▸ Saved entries

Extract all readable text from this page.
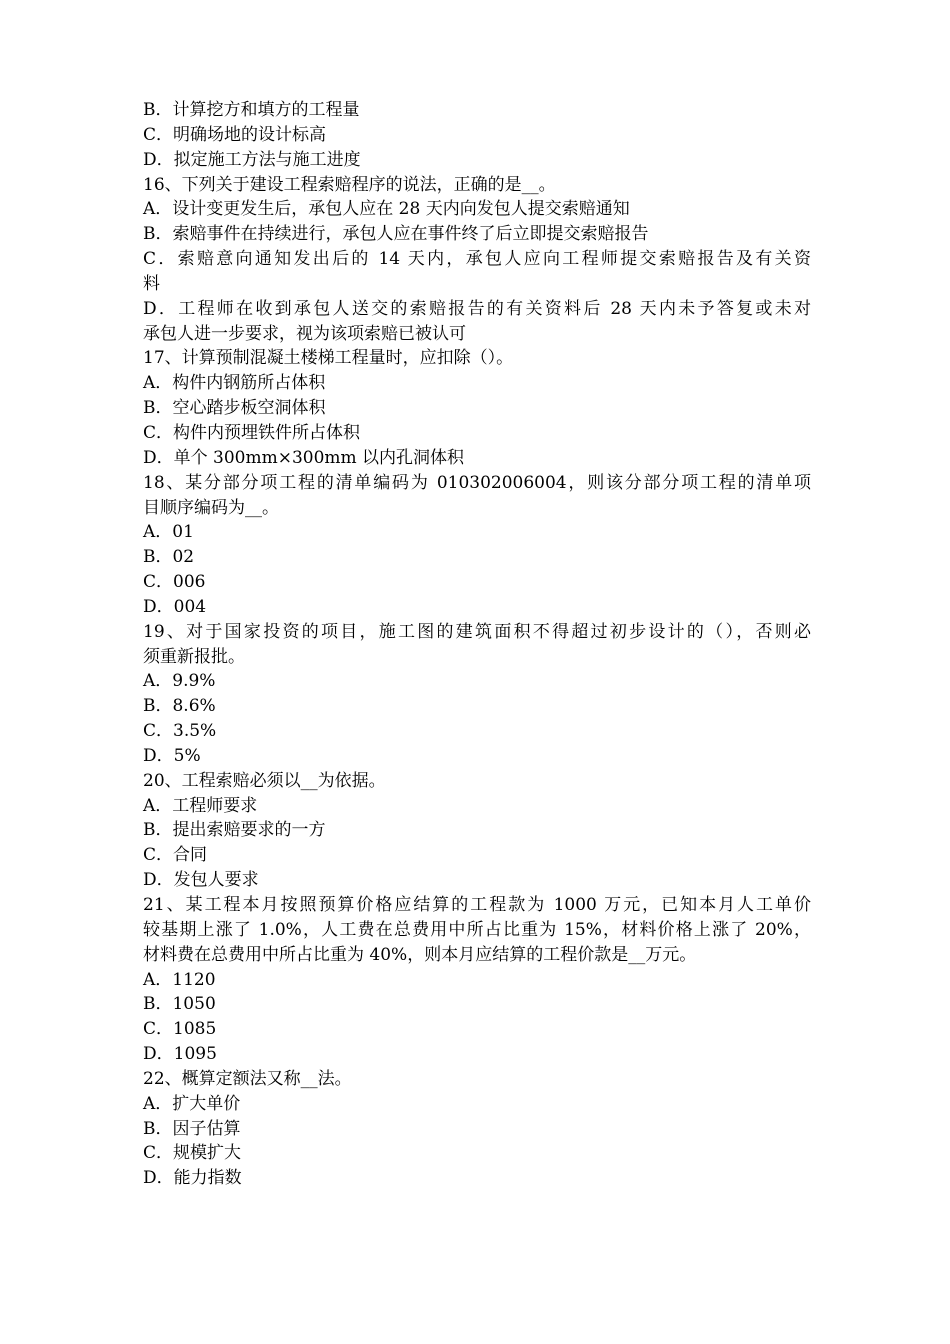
B．计算挖方和填方的工程量
C．明确场地的设计标高
D．拟定施工方法与施工进度
16、下列关于建设工程索赔程序的说法，正确的是__。
A．设计变更发生后，承包人应在 28 天内向发包人提交索赔通知
B．索赔事件在持续进行，承包人应在事件终了后立即提交索赔报告
C．索赔意向通知发出后的 14 天内，承包人应向工程师提交索赔报告及有关资
料
D．工程师在收到承包人送交的索赔报告的有关资料后 28 天内未予答复或未对
承包人进一步要求，视为该项索赔已被认可
17、计算预制混凝土楼梯工程量时，应扣除（）。
A．构件内钢筋所占体积
B．空心踏步板空洞体积
C．构件内预埋铁件所占体积
D．单个 300mm×300mm 以内孔洞体积
18、某分部分项工程的清单编码为 010302006004，则该分部分项工程的清单项
目顺序编码为__。
A．01
B．02
C．006
D．004
19、对于国家投资的项目，施工图的建筑面积不得超过初步设计的（），否则必
须重新报批。
A．9.9%
B．8.6%
C．3.5%
D．5%
20、工程索赔必须以__为依据。
A．工程师要求
B．提出索赔要求的一方
C．合同
D．发包人要求
21、某工程本月按照预算价格应结算的工程款为 1000 万元，已知本月人工单价
较基期上涨了 1.0%，人工费在总费用中所占比重为 15%，材料价格上涨了 20%，
材料费在总费用中所占比重为 40%，则本月应结算的工程价款是__万元。
A．1120
B．1050
C．1085
D．1095
22、概算定额法又称__法。
A．扩大单价
B．因子估算
C．规模扩大
D．能力指数
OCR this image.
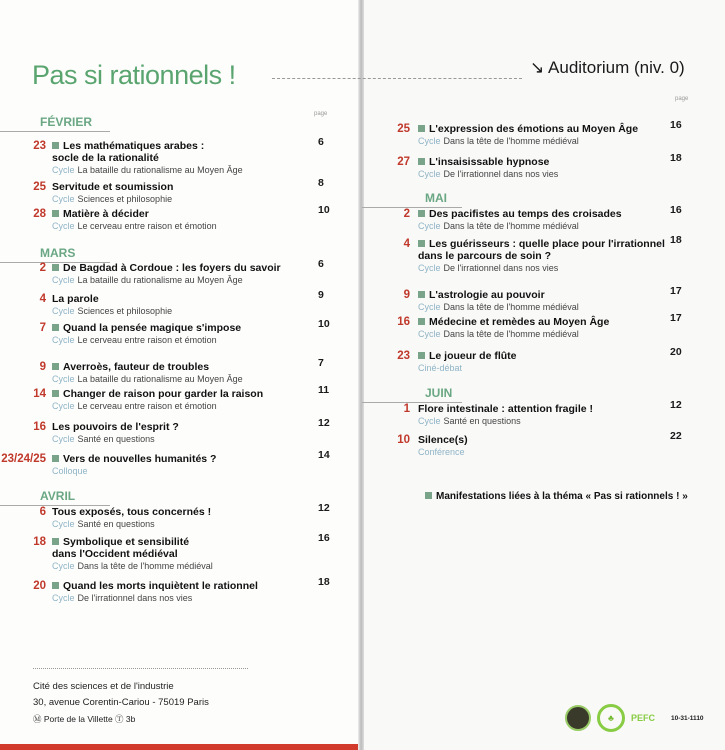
Pas si rationnels !	↘ Auditorium (niv. 0)
page
page
Manifestations liées à la théma « Pas si rationnels ! »
Cité des sciences et de l'industrie
30, avenue Corentin-Cariou - 75019 Paris
Ⓜ Porte de la Villette Ⓣ 3b	♣	PEFC 10-31-1110
FÉVRIER
23	Les mathématiques arabes :
socle de la rationalité
Cycle La bataille du rationalisme au Moyen Âge
6
25 Servitude et soumission
Cycle Sciences et philosophie
8
28	Matière à décider
Cycle Le cerveau entre raison et émotion
10
MARS
2	De Bagdad à Cordoue : les foyers du savoir
Cycle La bataille du rationalisme au Moyen Âge
6
4 La parole
Cycle Sciences et philosophie
9
7	Quand la pensée magique s'impose
Cycle Le cerveau entre raison et émotion
10
9	Averroès, fauteur de troubles
Cycle La bataille du rationalisme au Moyen Âge
7
14	Changer de raison pour garder la raison
Cycle Le cerveau entre raison et émotion
11
16 Les pouvoirs de l'esprit ?
Cycle Santé en questions
12
23/24/25	Vers de nouvelles humanités ?
Colloque
14
AVRIL
6 Tous exposés, tous concernés !
Cycle Santé en questions
12
18	Symbolique et sensibilité
dans l'Occident médiéval
Cycle Dans la tête de l'homme médiéval
16
20	Quand les morts inquiètent le rationnel
Cycle De l'irrationnel dans nos vies
18
25	L'expression des émotions au Moyen Âge
Cycle Dans la tête de l'homme médiéval
16
27	L'insaisissable hypnose
Cycle De l'irrationnel dans nos vies
18
MAI
2	Des pacifistes au temps des croisades
Cycle Dans la tête de l'homme médiéval
16
4	Les guérisseurs : quelle place pour l'irrationnel
dans le parcours de soin ?
Cycle De l'irrationnel dans nos vies
18
9	L'astrologie au pouvoir
Cycle Dans la tête de l'homme médiéval
17
16	Médecine et remèdes au Moyen Âge
Cycle Dans la tête de l'homme médiéval
17
23	Le joueur de flûte
Ciné-débat
20
JUIN
1 Flore intestinale : attention fragile !
Cycle Santé en questions
12
10 Silence(s)
Conférence
22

▸ Problem description
Reproduce the records, all of them, word for word; omit the pictures.

▸ Final result
Extract all readable text from this page.
B．计算挖方和填方的工程量
C．明确场地的设计标高
D．拟定施工方法与施工进度
16、下列关于建设工程索赔程序的说法，正确的是__。
A．设计变更发生后，承包人应在 28 天内向发包人提交索赔通知
B．索赔事件在持续进行，承包人应在事件终了后立即提交索赔报告
C．索赔意向通知发出后的 14 天内，承包人应向工程师提交索赔报告及有关资
料
D．工程师在收到承包人送交的索赔报告的有关资料后 28 天内未予答复或未对
承包人进一步要求，视为该项索赔已被认可
17、计算预制混凝土楼梯工程量时，应扣除（）。
A．构件内钢筋所占体积
B．空心踏步板空洞体积
C．构件内预埋铁件所占体积
D．单个 300mm×300mm 以内孔洞体积
18、某分部分项工程的清单编码为 010302006004，则该分部分项工程的清单项
目顺序编码为__。
A．01
B．02
C．006
D．004
19、对于国家投资的项目，施工图的建筑面积不得超过初步设计的（），否则必
须重新报批。
A．9.9%
B．8.6%
C．3.5%
D．5%
20、工程索赔必须以__为依据。
A．工程师要求
B．提出索赔要求的一方
C．合同
D．发包人要求
21、某工程本月按照预算价格应结算的工程款为 1000 万元，已知本月人工单价
较基期上涨了 1.0%，人工费在总费用中所占比重为 15%，材料价格上涨了 20%，
材料费在总费用中所占比重为 40%，则本月应结算的工程价款是__万元。
A．1120
B．1050
C．1085
D．1095
22、概算定额法又称__法。
A．扩大单价
B．因子估算
C．规模扩大
D．能力指数
OCR this image.
Pas si rationnels !	↘ Auditorium (niv. 0)
page
page
Manifestations liées à la théma « Pas si rationnels ! »
Cité des sciences et de l'industrie
30, avenue Corentin-Cariou - 75019 Paris
Ⓜ Porte de la Villette Ⓣ 3b	♣	PEFC 10-31-1110
FÉVRIER
23	Les mathématiques arabes :
socle de la rationalité
Cycle La bataille du rationalisme au Moyen Âge
6
25 Servitude et soumission
Cycle Sciences et philosophie
8
28	Matière à décider
Cycle Le cerveau entre raison et émotion
10
MARS
2	De Bagdad à Cordoue : les foyers du savoir
Cycle La bataille du rationalisme au Moyen Âge
6
4 La parole
Cycle Sciences et philosophie
9
7	Quand la pensée magique s'impose
Cycle Le cerveau entre raison et émotion
10
9	Averroès, fauteur de troubles
Cycle La bataille du rationalisme au Moyen Âge
7
14	Changer de raison pour garder la raison
Cycle Le cerveau entre raison et émotion
11
16 Les pouvoirs de l'esprit ?
Cycle Santé en questions
12
23/24/25	Vers de nouvelles humanités ?
Colloque
14
AVRIL
6 Tous exposés, tous concernés !
Cycle Santé en questions
12
18	Symbolique et sensibilité
dans l'Occident médiéval
Cycle Dans la tête de l'homme médiéval
16
20	Quand les morts inquiètent le rationnel
Cycle De l'irrationnel dans nos vies
18
25	L'expression des émotions au Moyen Âge
Cycle Dans la tête de l'homme médiéval
16
27	L'insaisissable hypnose
Cycle De l'irrationnel dans nos vies
18
MAI
2	Des pacifistes au temps des croisades
Cycle Dans la tête de l'homme médiéval
16
4	Les guérisseurs : quelle place pour l'irrationnel
dans le parcours de soin ?
Cycle De l'irrationnel dans nos vies
18
9	L'astrologie au pouvoir
Cycle Dans la tête de l'homme médiéval
17
16	Médecine et remèdes au Moyen Âge
Cycle Dans la tête de l'homme médiéval
17
23	Le joueur de flûte
Ciné-débat
20
JUIN
1 Flore intestinale : attention fragile !
Cycle Santé en questions
12
10 Silence(s)
Conférence
22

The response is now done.